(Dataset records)
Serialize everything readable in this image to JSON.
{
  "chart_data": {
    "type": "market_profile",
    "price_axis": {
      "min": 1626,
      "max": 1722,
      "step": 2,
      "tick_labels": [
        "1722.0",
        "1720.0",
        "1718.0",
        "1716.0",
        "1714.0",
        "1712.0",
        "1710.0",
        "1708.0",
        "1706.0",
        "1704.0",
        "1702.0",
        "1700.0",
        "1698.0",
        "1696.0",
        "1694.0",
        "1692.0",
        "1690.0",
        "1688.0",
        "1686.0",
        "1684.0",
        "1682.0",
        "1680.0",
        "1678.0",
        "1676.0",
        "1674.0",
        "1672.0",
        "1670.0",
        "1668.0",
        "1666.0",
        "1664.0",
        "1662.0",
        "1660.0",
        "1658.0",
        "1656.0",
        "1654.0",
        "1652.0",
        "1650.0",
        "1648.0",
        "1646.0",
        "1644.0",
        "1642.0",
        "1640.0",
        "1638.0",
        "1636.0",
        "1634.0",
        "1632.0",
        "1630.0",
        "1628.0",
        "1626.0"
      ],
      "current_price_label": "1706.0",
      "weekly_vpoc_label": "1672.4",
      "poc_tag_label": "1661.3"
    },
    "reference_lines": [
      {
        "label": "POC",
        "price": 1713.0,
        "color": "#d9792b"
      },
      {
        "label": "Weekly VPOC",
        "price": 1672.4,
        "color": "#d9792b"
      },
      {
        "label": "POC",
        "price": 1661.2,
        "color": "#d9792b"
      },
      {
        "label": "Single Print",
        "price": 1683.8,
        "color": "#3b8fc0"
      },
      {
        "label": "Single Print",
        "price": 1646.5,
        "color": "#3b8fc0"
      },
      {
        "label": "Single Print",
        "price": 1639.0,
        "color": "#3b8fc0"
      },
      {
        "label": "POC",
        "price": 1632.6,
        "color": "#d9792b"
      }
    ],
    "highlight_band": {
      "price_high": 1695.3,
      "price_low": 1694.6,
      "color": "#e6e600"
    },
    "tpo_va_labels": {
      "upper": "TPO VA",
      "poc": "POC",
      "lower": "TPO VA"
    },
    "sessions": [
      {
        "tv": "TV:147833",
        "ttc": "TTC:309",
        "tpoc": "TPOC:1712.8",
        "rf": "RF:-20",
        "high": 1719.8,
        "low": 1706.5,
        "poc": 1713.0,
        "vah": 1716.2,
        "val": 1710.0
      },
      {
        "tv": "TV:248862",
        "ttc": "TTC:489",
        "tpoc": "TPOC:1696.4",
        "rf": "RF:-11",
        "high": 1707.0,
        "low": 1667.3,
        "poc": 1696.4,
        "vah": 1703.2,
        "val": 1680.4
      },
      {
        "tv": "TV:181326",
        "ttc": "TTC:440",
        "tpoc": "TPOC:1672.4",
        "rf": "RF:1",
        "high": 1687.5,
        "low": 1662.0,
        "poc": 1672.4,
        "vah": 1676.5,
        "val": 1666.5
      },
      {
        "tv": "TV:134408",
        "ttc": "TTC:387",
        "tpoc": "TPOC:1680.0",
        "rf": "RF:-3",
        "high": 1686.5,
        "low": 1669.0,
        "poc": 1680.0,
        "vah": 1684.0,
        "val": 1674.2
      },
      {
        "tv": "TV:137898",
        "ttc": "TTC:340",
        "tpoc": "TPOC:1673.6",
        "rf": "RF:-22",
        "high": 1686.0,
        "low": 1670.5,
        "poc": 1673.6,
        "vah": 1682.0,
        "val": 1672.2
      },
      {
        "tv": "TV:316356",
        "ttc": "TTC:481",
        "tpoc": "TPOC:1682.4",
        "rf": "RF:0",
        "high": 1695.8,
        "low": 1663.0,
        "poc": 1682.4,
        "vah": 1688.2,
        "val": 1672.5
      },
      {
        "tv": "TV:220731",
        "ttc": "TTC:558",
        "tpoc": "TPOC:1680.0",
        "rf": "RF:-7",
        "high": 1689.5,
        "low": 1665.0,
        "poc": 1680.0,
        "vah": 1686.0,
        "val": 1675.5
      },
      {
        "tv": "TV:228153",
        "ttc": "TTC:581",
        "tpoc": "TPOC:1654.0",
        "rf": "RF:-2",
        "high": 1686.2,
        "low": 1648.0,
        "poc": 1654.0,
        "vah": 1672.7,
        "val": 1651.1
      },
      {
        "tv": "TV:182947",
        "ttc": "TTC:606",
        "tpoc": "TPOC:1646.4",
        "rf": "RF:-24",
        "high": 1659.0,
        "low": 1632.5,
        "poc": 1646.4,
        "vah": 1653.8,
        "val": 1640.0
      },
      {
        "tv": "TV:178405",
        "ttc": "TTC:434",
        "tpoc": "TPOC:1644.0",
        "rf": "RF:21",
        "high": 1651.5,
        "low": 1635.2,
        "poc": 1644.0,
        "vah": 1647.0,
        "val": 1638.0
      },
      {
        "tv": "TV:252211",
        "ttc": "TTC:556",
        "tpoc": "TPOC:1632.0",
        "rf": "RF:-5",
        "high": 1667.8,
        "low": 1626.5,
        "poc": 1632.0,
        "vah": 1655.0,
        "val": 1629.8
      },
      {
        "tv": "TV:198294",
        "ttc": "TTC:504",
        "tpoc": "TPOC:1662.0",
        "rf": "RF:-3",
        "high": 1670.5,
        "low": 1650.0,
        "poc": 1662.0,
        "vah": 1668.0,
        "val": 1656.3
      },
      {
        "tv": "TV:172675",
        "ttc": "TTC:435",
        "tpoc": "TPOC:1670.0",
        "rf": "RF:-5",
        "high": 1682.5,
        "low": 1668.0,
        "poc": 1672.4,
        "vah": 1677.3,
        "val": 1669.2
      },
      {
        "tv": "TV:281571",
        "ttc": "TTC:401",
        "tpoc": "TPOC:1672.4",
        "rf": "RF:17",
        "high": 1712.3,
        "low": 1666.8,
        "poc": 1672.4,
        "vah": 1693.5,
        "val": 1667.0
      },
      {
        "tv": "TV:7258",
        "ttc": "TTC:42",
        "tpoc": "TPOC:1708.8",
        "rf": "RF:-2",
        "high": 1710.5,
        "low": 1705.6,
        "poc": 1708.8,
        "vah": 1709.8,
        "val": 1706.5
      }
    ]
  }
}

→ Required work:
Set down every line of the listing above again, exactly as given.

→ Solved problem:
Serialize everything readable in this image to JSON.
{
  "chart_data": {
    "type": "market_profile",
    "price_axis": {
      "min": 1626,
      "max": 1722,
      "step": 2,
      "tick_labels": [
        "1722.0",
        "1720.0",
        "1718.0",
        "1716.0",
        "1714.0",
        "1712.0",
        "1710.0",
        "1708.0",
        "1706.0",
        "1704.0",
        "1702.0",
        "1700.0",
        "1698.0",
        "1696.0",
        "1694.0",
        "1692.0",
        "1690.0",
        "1688.0",
        "1686.0",
        "1684.0",
        "1682.0",
        "1680.0",
        "1678.0",
        "1676.0",
        "1674.0",
        "1672.0",
        "1670.0",
        "1668.0",
        "1666.0",
        "1664.0",
        "1662.0",
        "1660.0",
        "1658.0",
        "1656.0",
        "1654.0",
        "1652.0",
        "1650.0",
        "1648.0",
        "1646.0",
        "1644.0",
        "1642.0",
        "1640.0",
        "1638.0",
        "1636.0",
        "1634.0",
        "1632.0",
        "1630.0",
        "1628.0",
        "1626.0"
      ],
      "current_price_label": "1706.0",
      "weekly_vpoc_label": "1672.4",
      "poc_tag_label": "1661.3"
    },
    "reference_lines": [
      {
        "label": "POC",
        "price": 1713.0,
        "color": "#d9792b"
      },
      {
        "label": "Weekly VPOC",
        "price": 1672.4,
        "color": "#d9792b"
      },
      {
        "label": "POC",
        "price": 1661.2,
        "color": "#d9792b"
      },
      {
        "label": "Single Print",
        "price": 1683.8,
        "color": "#3b8fc0"
      },
      {
        "label": "Single Print",
        "price": 1646.5,
        "color": "#3b8fc0"
      },
      {
        "label": "Single Print",
        "price": 1639.0,
        "color": "#3b8fc0"
      },
      {
        "label": "POC",
        "price": 1632.6,
        "color": "#d9792b"
      }
    ],
    "highlight_band": {
      "price_high": 1695.3,
      "price_low": 1694.6,
      "color": "#e6e600"
    },
    "tpo_va_labels": {
      "upper": "TPO VA",
      "poc": "POC",
      "lower": "TPO VA"
    },
    "sessions": [
      {
        "tv": "TV:147833",
        "ttc": "TTC:309",
        "tpoc": "TPOC:1712.8",
        "rf": "RF:-20",
        "high": 1719.8,
        "low": 1706.5,
        "poc": 1713.0,
        "vah": 1716.2,
        "val": 1710.0
      },
      {
        "tv": "TV:248862",
        "ttc": "TTC:489",
        "tpoc": "TPOC:1696.4",
        "rf": "RF:-11",
        "high": 1707.0,
        "low": 1667.3,
        "poc": 1696.4,
        "vah": 1703.2,
        "val": 1680.4
      },
      {
        "tv": "TV:181326",
        "ttc": "TTC:440",
        "tpoc": "TPOC:1672.4",
        "rf": "RF:1",
        "high": 1687.5,
        "low": 1662.0,
        "poc": 1672.4,
        "vah": 1676.5,
        "val": 1666.5
      },
      {
        "tv": "TV:134408",
        "ttc": "TTC:387",
        "tpoc": "TPOC:1680.0",
        "rf": "RF:-3",
        "high": 1686.5,
        "low": 1669.0,
        "poc": 1680.0,
        "vah": 1684.0,
        "val": 1674.2
      },
      {
        "tv": "TV:137898",
        "ttc": "TTC:340",
        "tpoc": "TPOC:1673.6",
        "rf": "RF:-22",
        "high": 1686.0,
        "low": 1670.5,
        "poc": 1673.6,
        "vah": 1682.0,
        "val": 1672.2
      },
      {
        "tv": "TV:316356",
        "ttc": "TTC:481",
        "tpoc": "TPOC:1682.4",
        "rf": "RF:0",
        "high": 1695.8,
        "low": 1663.0,
        "poc": 1682.4,
        "vah": 1688.2,
        "val": 1672.5
      },
      {
        "tv": "TV:220731",
        "ttc": "TTC:558",
        "tpoc": "TPOC:1680.0",
        "rf": "RF:-7",
        "high": 1689.5,
        "low": 1665.0,
        "poc": 1680.0,
        "vah": 1686.0,
        "val": 1675.5
      },
      {
        "tv": "TV:228153",
        "ttc": "TTC:581",
        "tpoc": "TPOC:1654.0",
        "rf": "RF:-2",
        "high": 1686.2,
        "low": 1648.0,
        "poc": 1654.0,
        "vah": 1672.7,
        "val": 1651.1
      },
      {
        "tv": "TV:182947",
        "ttc": "TTC:606",
        "tpoc": "TPOC:1646.4",
        "rf": "RF:-24",
        "high": 1659.0,
        "low": 1632.5,
        "poc": 1646.4,
        "vah": 1653.8,
        "val": 1640.0
      },
      {
        "tv": "TV:178405",
        "ttc": "TTC:434",
        "tpoc": "TPOC:1644.0",
        "rf": "RF:21",
        "high": 1651.5,
        "low": 1635.2,
        "poc": 1644.0,
        "vah": 1647.0,
        "val": 1638.0
      },
      {
        "tv": "TV:252211",
        "ttc": "TTC:556",
        "tpoc": "TPOC:1632.0",
        "rf": "RF:-5",
        "high": 1667.8,
        "low": 1626.5,
        "poc": 1632.0,
        "vah": 1655.0,
        "val": 1629.8
      },
      {
        "tv": "TV:198294",
        "ttc": "TTC:504",
        "tpoc": "TPOC:1662.0",
        "rf": "RF:-3",
        "high": 1670.5,
        "low": 1650.0,
        "poc": 1662.0,
        "vah": 1668.0,
        "val": 1656.3
      },
      {
        "tv": "TV:172675",
        "ttc": "TTC:435",
        "tpoc": "TPOC:1670.0",
        "rf": "RF:-5",
        "high": 1682.5,
        "low": 1668.0,
        "poc": 1672.4,
        "vah": 1677.3,
        "val": 1669.2
      },
      {
        "tv": "TV:281571",
        "ttc": "TTC:401",
        "tpoc": "TPOC:1672.4",
        "rf": "RF:17",
        "high": 1712.3,
        "low": 1666.8,
        "poc": 1672.4,
        "vah": 1693.5,
        "val": 1667.0
      },
      {
        "tv": "TV:7258",
        "ttc": "TTC:42",
        "tpoc": "TPOC:1708.8",
        "rf": "RF:-2",
        "high": 1710.5,
        "low": 1705.6,
        "poc": 1708.8,
        "vah": 1709.8,
        "val": 1706.5
      }
    ]
  }
}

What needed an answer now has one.